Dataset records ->

_ _ _ _

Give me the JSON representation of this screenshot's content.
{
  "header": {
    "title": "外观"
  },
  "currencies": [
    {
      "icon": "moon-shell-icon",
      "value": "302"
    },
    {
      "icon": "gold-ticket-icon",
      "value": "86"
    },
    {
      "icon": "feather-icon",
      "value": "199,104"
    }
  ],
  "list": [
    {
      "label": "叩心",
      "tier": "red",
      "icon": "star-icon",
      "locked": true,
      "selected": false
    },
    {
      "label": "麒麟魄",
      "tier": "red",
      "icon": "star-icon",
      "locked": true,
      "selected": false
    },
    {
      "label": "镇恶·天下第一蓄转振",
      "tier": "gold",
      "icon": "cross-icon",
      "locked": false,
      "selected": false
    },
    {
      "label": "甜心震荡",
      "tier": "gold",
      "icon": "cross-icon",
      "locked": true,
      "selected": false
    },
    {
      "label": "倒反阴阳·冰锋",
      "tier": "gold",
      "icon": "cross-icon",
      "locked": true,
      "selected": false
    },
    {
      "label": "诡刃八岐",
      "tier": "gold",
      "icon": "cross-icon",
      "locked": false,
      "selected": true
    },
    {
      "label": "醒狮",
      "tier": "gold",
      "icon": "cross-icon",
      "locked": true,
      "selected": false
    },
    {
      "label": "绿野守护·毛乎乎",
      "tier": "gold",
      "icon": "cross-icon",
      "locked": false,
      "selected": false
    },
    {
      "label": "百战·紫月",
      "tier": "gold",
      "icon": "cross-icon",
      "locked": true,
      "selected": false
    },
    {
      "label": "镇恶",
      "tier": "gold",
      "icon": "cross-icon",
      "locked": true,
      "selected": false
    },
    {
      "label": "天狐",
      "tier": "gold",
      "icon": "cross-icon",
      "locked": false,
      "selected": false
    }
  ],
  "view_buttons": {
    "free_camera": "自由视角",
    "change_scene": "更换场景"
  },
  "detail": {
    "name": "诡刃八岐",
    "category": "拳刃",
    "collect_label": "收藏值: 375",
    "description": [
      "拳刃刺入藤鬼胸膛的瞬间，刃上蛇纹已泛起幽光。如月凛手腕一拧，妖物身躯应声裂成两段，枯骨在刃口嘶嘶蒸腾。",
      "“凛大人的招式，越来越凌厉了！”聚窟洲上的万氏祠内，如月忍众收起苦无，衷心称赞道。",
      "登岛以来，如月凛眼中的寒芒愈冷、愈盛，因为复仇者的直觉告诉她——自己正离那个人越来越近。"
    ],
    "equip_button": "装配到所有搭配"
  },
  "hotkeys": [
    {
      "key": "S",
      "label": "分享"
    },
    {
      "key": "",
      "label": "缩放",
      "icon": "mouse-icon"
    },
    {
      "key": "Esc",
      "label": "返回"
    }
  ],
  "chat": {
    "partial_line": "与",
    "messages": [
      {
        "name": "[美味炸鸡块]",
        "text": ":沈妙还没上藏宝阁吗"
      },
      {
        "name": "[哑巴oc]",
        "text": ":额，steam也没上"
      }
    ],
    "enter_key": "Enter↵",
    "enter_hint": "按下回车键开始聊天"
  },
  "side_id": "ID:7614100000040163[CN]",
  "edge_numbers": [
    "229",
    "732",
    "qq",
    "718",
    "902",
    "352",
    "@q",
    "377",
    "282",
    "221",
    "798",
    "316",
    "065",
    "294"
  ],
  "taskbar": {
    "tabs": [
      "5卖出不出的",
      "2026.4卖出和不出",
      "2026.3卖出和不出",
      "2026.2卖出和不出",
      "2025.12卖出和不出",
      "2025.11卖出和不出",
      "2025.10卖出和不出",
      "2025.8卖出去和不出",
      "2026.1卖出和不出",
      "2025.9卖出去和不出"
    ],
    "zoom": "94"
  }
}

_ _ _ _

Task details -> Provide an exact reproduction of all the entries shown above.

Task solution ->
Give me the JSON representation of this screenshot's content.
{
  "header": {
    "title": "外观"
  },
  "currencies": [
    {
      "icon": "moon-shell-icon",
      "value": "302"
    },
    {
      "icon": "gold-ticket-icon",
      "value": "86"
    },
    {
      "icon": "feather-icon",
      "value": "199,104"
    }
  ],
  "list": [
    {
      "label": "叩心",
      "tier": "red",
      "icon": "star-icon",
      "locked": true,
      "selected": false
    },
    {
      "label": "麒麟魄",
      "tier": "red",
      "icon": "star-icon",
      "locked": true,
      "selected": false
    },
    {
      "label": "镇恶·天下第一蓄转振",
      "tier": "gold",
      "icon": "cross-icon",
      "locked": false,
      "selected": false
    },
    {
      "label": "甜心震荡",
      "tier": "gold",
      "icon": "cross-icon",
      "locked": true,
      "selected": false
    },
    {
      "label": "倒反阴阳·冰锋",
      "tier": "gold",
      "icon": "cross-icon",
      "locked": true,
      "selected": false
    },
    {
      "label": "诡刃八岐",
      "tier": "gold",
      "icon": "cross-icon",
      "locked": false,
      "selected": true
    },
    {
      "label": "醒狮",
      "tier": "gold",
      "icon": "cross-icon",
      "locked": true,
      "selected": false
    },
    {
      "label": "绿野守护·毛乎乎",
      "tier": "gold",
      "icon": "cross-icon",
      "locked": false,
      "selected": false
    },
    {
      "label": "百战·紫月",
      "tier": "gold",
      "icon": "cross-icon",
      "locked": true,
      "selected": false
    },
    {
      "label": "镇恶",
      "tier": "gold",
      "icon": "cross-icon",
      "locked": true,
      "selected": false
    },
    {
      "label": "天狐",
      "tier": "gold",
      "icon": "cross-icon",
      "locked": false,
      "selected": false
    }
  ],
  "view_buttons": {
    "free_camera": "自由视角",
    "change_scene": "更换场景"
  },
  "detail": {
    "name": "诡刃八岐",
    "category": "拳刃",
    "collect_label": "收藏值: 375",
    "description": [
      "拳刃刺入藤鬼胸膛的瞬间，刃上蛇纹已泛起幽光。如月凛手腕一拧，妖物身躯应声裂成两段，枯骨在刃口嘶嘶蒸腾。",
      "“凛大人的招式，越来越凌厉了！”聚窟洲上的万氏祠内，如月忍众收起苦无，衷心称赞道。",
      "登岛以来，如月凛眼中的寒芒愈冷、愈盛，因为复仇者的直觉告诉她——自己正离那个人越来越近。"
    ],
    "equip_button": "装配到所有搭配"
  },
  "hotkeys": [
    {
      "key": "S",
      "label": "分享"
    },
    {
      "key": "",
      "label": "缩放",
      "icon": "mouse-icon"
    },
    {
      "key": "Esc",
      "label": "返回"
    }
  ],
  "chat": {
    "partial_line": "与",
    "messages": [
      {
        "name": "[美味炸鸡块]",
        "text": ":沈妙还没上藏宝阁吗"
      },
      {
        "name": "[哑巴oc]",
        "text": ":额，steam也没上"
      }
    ],
    "enter_key": "Enter↵",
    "enter_hint": "按下回车键开始聊天"
  },
  "side_id": "ID:7614100000040163[CN]",
  "edge_numbers": [
    "229",
    "732",
    "qq",
    "718",
    "902",
    "352",
    "@q",
    "377",
    "282",
    "221",
    "798",
    "316",
    "065",
    "294"
  ],
  "taskbar": {
    "tabs": [
      "5卖出不出的",
      "2026.4卖出和不出",
      "2026.3卖出和不出",
      "2026.2卖出和不出",
      "2025.12卖出和不出",
      "2025.11卖出和不出",
      "2025.10卖出和不出",
      "2025.8卖出去和不出",
      "2026.1卖出和不出",
      "2025.9卖出去和不出"
    ],
    "zoom": "94"
  }
}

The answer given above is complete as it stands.